BEGIN Dataset extract

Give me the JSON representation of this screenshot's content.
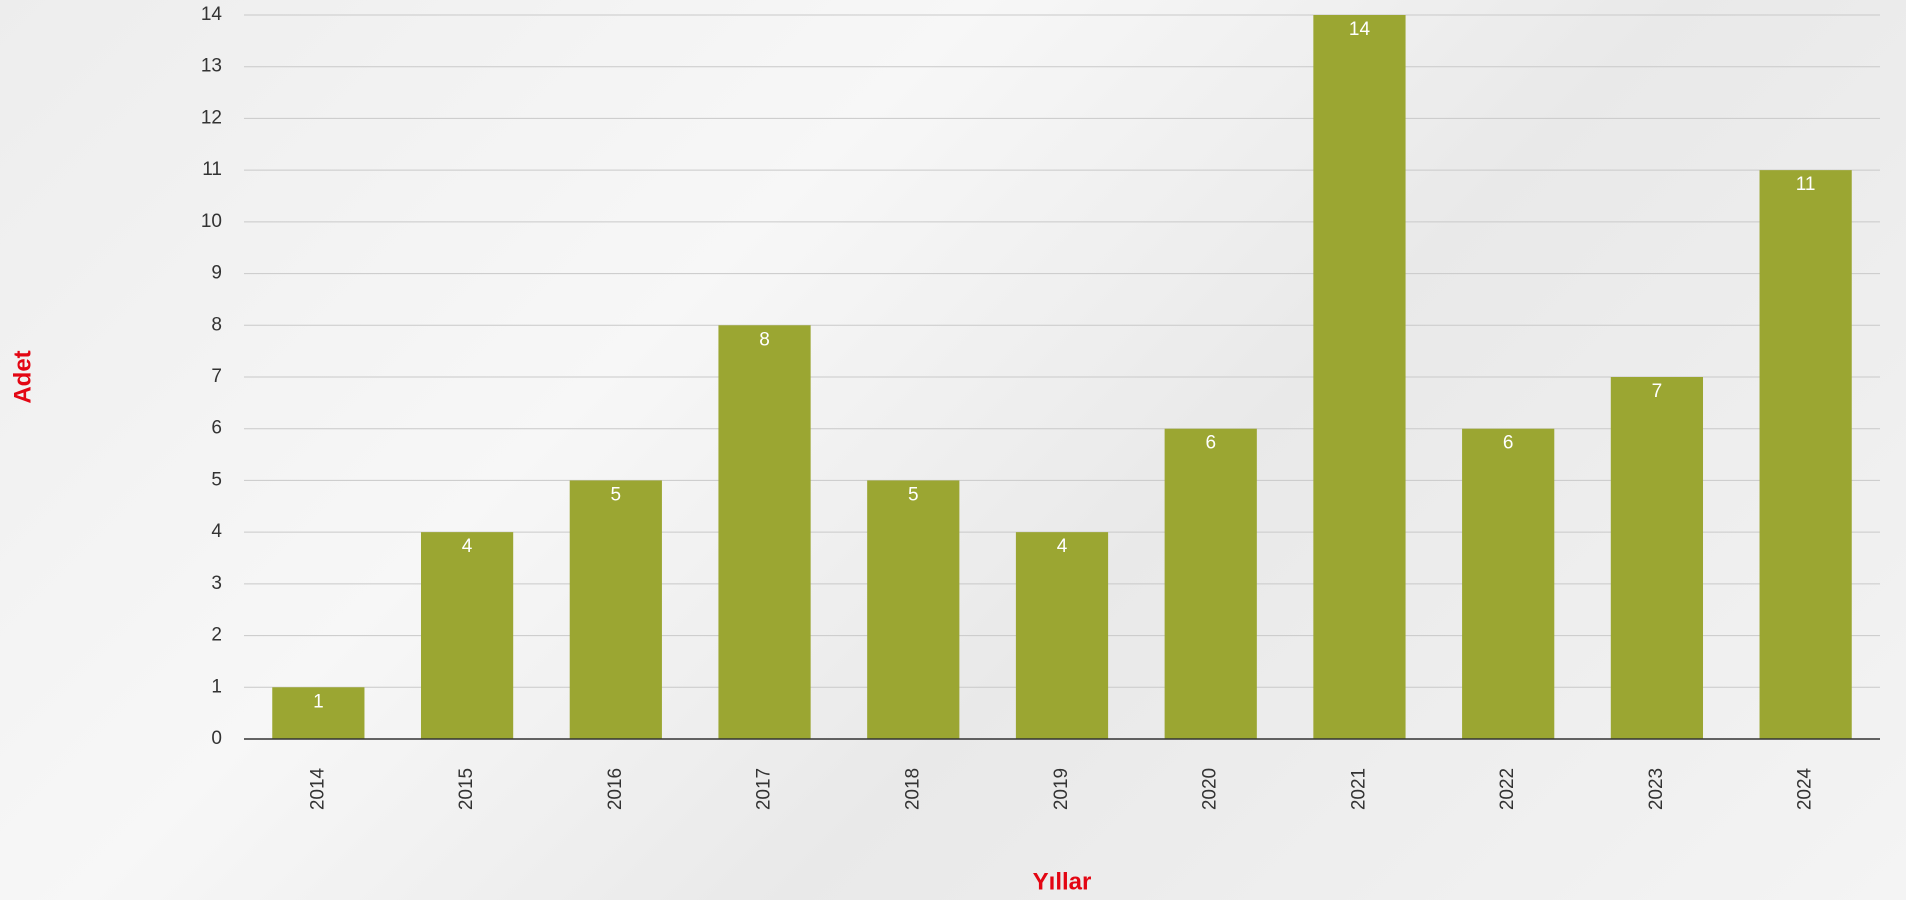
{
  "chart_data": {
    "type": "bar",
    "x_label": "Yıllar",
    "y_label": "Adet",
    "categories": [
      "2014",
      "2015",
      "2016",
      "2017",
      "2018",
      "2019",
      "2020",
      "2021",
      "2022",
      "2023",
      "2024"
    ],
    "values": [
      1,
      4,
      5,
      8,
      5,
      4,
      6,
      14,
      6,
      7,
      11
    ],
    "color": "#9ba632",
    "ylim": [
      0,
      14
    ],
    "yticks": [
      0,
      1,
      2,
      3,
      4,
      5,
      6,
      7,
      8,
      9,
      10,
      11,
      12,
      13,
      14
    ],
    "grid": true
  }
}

END Dataset extract

**Aim of the exercise:**
Pictures excluded, quote all the data above exactly.

**Exercise answer:**
Give me the JSON representation of this screenshot's content.
{
  "chart_data": {
    "type": "bar",
    "x_label": "Yıllar",
    "y_label": "Adet",
    "categories": [
      "2014",
      "2015",
      "2016",
      "2017",
      "2018",
      "2019",
      "2020",
      "2021",
      "2022",
      "2023",
      "2024"
    ],
    "values": [
      1,
      4,
      5,
      8,
      5,
      4,
      6,
      14,
      6,
      7,
      11
    ],
    "color": "#9ba632",
    "ylim": [
      0,
      14
    ],
    "yticks": [
      0,
      1,
      2,
      3,
      4,
      5,
      6,
      7,
      8,
      9,
      10,
      11,
      12,
      13,
      14
    ],
    "grid": true
  }
}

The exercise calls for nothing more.